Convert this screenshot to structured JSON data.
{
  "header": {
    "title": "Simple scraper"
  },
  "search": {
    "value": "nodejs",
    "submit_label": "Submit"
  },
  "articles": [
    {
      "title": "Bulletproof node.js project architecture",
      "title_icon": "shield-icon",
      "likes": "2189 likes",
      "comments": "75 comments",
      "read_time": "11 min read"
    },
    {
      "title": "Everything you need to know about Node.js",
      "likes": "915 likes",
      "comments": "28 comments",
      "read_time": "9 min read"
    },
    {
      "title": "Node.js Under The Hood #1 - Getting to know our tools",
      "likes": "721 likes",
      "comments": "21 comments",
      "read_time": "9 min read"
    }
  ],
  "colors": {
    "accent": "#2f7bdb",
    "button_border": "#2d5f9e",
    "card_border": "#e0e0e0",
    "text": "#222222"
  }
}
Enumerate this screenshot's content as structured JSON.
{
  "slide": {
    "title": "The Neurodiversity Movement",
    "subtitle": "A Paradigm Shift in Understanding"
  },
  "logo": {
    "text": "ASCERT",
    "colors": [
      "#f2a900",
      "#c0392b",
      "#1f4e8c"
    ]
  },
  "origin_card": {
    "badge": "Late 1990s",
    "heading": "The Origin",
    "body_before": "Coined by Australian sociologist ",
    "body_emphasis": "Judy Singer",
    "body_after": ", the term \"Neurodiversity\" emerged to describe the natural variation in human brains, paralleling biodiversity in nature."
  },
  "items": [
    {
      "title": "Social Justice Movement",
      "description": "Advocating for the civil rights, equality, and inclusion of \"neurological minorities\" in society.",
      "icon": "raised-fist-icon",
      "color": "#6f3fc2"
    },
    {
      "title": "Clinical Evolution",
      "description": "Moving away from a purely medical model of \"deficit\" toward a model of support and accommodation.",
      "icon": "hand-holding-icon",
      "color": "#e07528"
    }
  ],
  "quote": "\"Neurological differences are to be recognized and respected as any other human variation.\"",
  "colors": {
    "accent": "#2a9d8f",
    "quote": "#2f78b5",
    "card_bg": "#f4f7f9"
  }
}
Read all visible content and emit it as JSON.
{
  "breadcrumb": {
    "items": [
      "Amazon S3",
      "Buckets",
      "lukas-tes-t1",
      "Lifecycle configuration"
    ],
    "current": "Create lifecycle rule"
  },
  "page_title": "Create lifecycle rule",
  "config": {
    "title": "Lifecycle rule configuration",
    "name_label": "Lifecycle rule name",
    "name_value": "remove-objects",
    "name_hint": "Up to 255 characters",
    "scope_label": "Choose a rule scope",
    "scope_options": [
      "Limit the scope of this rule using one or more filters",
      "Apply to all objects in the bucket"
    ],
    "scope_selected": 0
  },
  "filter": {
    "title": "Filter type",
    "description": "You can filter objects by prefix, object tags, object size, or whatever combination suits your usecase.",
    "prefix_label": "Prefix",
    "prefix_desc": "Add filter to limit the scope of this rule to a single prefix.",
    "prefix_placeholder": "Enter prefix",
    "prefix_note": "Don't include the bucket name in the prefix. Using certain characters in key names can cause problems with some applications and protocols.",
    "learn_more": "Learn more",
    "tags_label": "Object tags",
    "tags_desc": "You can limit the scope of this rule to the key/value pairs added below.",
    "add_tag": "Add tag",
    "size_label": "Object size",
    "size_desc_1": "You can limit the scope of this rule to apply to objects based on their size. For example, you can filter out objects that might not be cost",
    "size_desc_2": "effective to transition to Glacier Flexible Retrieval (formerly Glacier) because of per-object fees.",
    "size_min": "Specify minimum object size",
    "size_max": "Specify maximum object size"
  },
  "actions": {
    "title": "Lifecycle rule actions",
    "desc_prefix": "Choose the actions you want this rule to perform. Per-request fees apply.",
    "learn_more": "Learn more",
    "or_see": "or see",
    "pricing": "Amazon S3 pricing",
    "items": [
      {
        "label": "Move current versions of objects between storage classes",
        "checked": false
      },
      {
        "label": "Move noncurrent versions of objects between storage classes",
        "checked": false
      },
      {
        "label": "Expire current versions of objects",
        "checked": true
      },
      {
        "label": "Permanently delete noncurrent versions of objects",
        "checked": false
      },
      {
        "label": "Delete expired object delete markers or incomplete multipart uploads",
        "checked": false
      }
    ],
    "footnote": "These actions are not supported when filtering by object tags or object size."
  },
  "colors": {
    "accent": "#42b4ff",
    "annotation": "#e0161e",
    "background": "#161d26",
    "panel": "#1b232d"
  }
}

- [Given problem]:
Copy every line of the records word for word.

- [Answer to this problem]:
Convert this screenshot to structured JSON data.
{
  "header": {
    "title": "Simple scraper"
  },
  "search": {
    "value": "nodejs",
    "submit_label": "Submit"
  },
  "articles": [
    {
      "title": "Bulletproof node.js project architecture",
      "title_icon": "shield-icon",
      "likes": "2189 likes",
      "comments": "75 comments",
      "read_time": "11 min read"
    },
    {
      "title": "Everything you need to know about Node.js",
      "likes": "915 likes",
      "comments": "28 comments",
      "read_time": "9 min read"
    },
    {
      "title": "Node.js Under The Hood #1 - Getting to know our tools",
      "likes": "721 likes",
      "comments": "21 comments",
      "read_time": "9 min read"
    }
  ],
  "colors": {
    "accent": "#2f7bdb",
    "button_border": "#2d5f9e",
    "card_border": "#e0e0e0",
    "text": "#222222"
  }
}
Enumerate this screenshot's content as structured JSON.
{
  "slide": {
    "title": "The Neurodiversity Movement",
    "subtitle": "A Paradigm Shift in Understanding"
  },
  "logo": {
    "text": "ASCERT",
    "colors": [
      "#f2a900",
      "#c0392b",
      "#1f4e8c"
    ]
  },
  "origin_card": {
    "badge": "Late 1990s",
    "heading": "The Origin",
    "body_before": "Coined by Australian sociologist ",
    "body_emphasis": "Judy Singer",
    "body_after": ", the term \"Neurodiversity\" emerged to describe the natural variation in human brains, paralleling biodiversity in nature."
  },
  "items": [
    {
      "title": "Social Justice Movement",
      "description": "Advocating for the civil rights, equality, and inclusion of \"neurological minorities\" in society.",
      "icon": "raised-fist-icon",
      "color": "#6f3fc2"
    },
    {
      "title": "Clinical Evolution",
      "description": "Moving away from a purely medical model of \"deficit\" toward a model of support and accommodation.",
      "icon": "hand-holding-icon",
      "color": "#e07528"
    }
  ],
  "quote": "\"Neurological differences are to be recognized and respected as any other human variation.\"",
  "colors": {
    "accent": "#2a9d8f",
    "quote": "#2f78b5",
    "card_bg": "#f4f7f9"
  }
}
Read all visible content and emit it as JSON.
{
  "breadcrumb": {
    "items": [
      "Amazon S3",
      "Buckets",
      "lukas-tes-t1",
      "Lifecycle configuration"
    ],
    "current": "Create lifecycle rule"
  },
  "page_title": "Create lifecycle rule",
  "config": {
    "title": "Lifecycle rule configuration",
    "name_label": "Lifecycle rule name",
    "name_value": "remove-objects",
    "name_hint": "Up to 255 characters",
    "scope_label": "Choose a rule scope",
    "scope_options": [
      "Limit the scope of this rule using one or more filters",
      "Apply to all objects in the bucket"
    ],
    "scope_selected": 0
  },
  "filter": {
    "title": "Filter type",
    "description": "You can filter objects by prefix, object tags, object size, or whatever combination suits your usecase.",
    "prefix_label": "Prefix",
    "prefix_desc": "Add filter to limit the scope of this rule to a single prefix.",
    "prefix_placeholder": "Enter prefix",
    "prefix_note": "Don't include the bucket name in the prefix. Using certain characters in key names can cause problems with some applications and protocols.",
    "learn_more": "Learn more",
    "tags_label": "Object tags",
    "tags_desc": "You can limit the scope of this rule to the key/value pairs added below.",
    "add_tag": "Add tag",
    "size_label": "Object size",
    "size_desc_1": "You can limit the scope of this rule to apply to objects based on their size. For example, you can filter out objects that might not be cost",
    "size_desc_2": "effective to transition to Glacier Flexible Retrieval (formerly Glacier) because of per-object fees.",
    "size_min": "Specify minimum object size",
    "size_max": "Specify maximum object size"
  },
  "actions": {
    "title": "Lifecycle rule actions",
    "desc_prefix": "Choose the actions you want this rule to perform. Per-request fees apply.",
    "learn_more": "Learn more",
    "or_see": "or see",
    "pricing": "Amazon S3 pricing",
    "items": [
      {
        "label": "Move current versions of objects between storage classes",
        "checked": false
      },
      {
        "label": "Move noncurrent versions of objects between storage classes",
        "checked": false
      },
      {
        "label": "Expire current versions of objects",
        "checked": true
      },
      {
        "label": "Permanently delete noncurrent versions of objects",
        "checked": false
      },
      {
        "label": "Delete expired object delete markers or incomplete multipart uploads",
        "checked": false
      }
    ],
    "footnote": "These actions are not supported when filtering by object tags or object size."
  },
  "colors": {
    "accent": "#42b4ff",
    "annotation": "#e0161e",
    "background": "#161d26",
    "panel": "#1b232d"
  }
}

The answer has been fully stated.